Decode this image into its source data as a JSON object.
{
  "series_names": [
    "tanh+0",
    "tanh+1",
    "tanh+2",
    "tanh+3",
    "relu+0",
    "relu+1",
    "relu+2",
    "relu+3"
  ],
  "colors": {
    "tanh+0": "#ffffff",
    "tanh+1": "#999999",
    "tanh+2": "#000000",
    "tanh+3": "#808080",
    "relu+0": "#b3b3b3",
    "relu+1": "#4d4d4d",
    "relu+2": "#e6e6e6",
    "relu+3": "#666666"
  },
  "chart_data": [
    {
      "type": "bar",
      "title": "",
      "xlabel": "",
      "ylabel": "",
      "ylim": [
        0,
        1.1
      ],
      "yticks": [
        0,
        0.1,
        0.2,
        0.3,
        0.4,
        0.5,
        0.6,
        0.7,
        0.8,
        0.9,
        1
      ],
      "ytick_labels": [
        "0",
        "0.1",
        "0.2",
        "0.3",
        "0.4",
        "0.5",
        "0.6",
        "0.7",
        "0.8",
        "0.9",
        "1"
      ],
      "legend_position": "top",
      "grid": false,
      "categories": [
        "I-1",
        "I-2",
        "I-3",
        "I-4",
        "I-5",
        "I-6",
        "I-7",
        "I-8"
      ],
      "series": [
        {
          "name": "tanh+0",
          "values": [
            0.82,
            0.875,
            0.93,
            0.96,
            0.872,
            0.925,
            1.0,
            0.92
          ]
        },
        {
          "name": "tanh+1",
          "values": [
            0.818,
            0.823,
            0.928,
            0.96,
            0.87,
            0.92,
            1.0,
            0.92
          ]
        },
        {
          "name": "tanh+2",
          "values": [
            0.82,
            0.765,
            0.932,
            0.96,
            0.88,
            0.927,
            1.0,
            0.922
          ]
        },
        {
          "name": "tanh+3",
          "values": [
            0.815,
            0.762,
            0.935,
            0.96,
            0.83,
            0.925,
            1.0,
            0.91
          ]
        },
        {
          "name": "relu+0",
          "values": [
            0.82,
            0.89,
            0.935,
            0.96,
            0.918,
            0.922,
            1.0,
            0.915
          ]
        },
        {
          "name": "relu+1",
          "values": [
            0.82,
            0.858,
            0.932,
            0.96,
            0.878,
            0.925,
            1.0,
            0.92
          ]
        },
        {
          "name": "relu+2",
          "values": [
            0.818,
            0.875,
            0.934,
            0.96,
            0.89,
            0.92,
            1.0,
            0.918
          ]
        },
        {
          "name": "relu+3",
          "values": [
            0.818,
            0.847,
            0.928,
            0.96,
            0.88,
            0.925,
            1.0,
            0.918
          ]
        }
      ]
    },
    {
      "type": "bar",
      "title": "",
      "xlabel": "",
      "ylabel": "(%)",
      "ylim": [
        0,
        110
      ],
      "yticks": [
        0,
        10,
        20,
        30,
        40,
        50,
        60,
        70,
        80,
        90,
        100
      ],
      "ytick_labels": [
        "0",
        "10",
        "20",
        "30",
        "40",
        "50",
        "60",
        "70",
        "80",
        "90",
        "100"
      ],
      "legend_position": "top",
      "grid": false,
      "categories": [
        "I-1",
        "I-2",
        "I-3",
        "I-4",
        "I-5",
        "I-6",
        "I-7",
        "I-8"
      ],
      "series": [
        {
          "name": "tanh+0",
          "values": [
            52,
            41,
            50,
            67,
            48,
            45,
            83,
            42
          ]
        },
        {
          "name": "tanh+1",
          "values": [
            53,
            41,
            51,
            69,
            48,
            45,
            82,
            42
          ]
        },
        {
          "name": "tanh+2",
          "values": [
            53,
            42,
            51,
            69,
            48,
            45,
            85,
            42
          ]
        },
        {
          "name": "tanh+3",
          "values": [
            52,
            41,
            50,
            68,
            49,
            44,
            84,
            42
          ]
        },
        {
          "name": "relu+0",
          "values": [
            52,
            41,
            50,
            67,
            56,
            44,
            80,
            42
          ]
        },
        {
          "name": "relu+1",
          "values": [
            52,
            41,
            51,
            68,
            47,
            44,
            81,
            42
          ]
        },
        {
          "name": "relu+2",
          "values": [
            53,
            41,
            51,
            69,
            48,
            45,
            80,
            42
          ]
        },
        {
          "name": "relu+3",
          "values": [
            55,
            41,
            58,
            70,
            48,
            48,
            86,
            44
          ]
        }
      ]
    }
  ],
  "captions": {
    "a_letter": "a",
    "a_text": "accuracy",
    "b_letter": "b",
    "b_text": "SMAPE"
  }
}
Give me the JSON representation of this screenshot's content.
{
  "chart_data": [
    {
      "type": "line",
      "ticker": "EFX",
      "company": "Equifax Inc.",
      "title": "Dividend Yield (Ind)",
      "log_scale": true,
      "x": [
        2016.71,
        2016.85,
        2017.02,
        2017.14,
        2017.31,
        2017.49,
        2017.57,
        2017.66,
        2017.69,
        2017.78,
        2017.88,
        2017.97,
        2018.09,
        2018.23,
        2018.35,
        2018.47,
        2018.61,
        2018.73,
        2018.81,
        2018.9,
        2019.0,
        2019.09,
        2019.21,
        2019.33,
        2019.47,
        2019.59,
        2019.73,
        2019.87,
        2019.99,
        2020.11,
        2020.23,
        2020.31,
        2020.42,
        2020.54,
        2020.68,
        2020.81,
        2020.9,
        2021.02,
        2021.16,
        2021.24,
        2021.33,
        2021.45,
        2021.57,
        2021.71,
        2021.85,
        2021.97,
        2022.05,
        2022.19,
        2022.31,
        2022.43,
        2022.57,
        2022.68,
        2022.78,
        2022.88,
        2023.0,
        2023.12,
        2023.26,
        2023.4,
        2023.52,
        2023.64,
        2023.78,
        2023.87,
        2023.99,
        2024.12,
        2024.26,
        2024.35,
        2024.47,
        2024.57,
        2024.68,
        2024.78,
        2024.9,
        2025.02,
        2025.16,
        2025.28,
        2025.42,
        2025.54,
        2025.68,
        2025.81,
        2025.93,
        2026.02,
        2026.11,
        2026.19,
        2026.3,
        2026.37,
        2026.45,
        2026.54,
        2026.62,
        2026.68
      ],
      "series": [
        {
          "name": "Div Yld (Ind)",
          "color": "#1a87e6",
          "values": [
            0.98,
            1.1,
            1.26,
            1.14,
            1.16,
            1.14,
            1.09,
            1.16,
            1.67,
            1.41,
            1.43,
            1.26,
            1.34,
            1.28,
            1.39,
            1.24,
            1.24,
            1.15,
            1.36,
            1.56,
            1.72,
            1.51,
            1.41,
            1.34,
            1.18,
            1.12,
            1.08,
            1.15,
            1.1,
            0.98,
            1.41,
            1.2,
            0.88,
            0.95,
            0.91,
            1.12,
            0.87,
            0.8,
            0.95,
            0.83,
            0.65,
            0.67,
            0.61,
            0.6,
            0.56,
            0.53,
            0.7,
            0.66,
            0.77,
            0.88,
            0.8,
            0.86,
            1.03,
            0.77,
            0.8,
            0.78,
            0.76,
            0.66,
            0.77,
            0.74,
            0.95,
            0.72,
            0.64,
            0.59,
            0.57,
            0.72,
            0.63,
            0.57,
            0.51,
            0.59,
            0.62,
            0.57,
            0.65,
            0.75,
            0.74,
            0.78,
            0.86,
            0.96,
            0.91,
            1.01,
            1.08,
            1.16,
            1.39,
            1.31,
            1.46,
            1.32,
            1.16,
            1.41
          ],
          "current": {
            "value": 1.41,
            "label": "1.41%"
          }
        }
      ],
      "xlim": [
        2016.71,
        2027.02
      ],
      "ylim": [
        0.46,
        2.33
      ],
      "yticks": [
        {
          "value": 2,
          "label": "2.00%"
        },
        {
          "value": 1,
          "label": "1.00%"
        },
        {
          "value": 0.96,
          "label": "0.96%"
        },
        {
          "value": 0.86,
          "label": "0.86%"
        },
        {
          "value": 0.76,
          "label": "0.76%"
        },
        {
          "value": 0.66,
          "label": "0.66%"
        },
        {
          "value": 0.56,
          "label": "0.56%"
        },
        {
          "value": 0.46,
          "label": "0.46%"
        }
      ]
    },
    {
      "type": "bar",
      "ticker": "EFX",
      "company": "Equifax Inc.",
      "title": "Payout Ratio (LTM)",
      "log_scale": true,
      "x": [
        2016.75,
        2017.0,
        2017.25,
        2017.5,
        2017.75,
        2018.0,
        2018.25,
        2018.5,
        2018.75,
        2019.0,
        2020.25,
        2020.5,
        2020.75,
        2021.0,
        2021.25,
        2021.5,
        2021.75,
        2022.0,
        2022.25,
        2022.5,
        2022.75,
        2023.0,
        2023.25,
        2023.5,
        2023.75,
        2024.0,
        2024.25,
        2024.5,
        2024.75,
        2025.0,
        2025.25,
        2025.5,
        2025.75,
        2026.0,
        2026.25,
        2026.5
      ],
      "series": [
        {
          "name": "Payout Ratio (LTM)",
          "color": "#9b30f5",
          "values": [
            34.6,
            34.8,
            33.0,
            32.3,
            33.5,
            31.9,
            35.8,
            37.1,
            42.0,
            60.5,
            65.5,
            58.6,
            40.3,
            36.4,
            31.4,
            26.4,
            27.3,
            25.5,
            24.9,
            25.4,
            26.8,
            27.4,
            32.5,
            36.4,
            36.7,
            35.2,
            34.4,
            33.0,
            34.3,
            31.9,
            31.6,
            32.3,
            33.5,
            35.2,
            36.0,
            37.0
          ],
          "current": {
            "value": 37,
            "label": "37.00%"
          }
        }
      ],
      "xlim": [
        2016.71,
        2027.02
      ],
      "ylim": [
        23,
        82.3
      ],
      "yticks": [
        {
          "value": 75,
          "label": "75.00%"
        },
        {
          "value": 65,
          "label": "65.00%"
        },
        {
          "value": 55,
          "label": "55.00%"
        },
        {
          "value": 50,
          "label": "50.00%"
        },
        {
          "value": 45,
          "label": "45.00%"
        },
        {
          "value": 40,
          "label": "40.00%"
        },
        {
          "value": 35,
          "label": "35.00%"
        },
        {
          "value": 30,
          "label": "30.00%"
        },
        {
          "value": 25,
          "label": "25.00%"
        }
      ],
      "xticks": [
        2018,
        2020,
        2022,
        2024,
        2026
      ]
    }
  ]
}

......

**Task requirements**
Tell how many lines contain the word "this", using only the number.

**Solution to the exercise**
2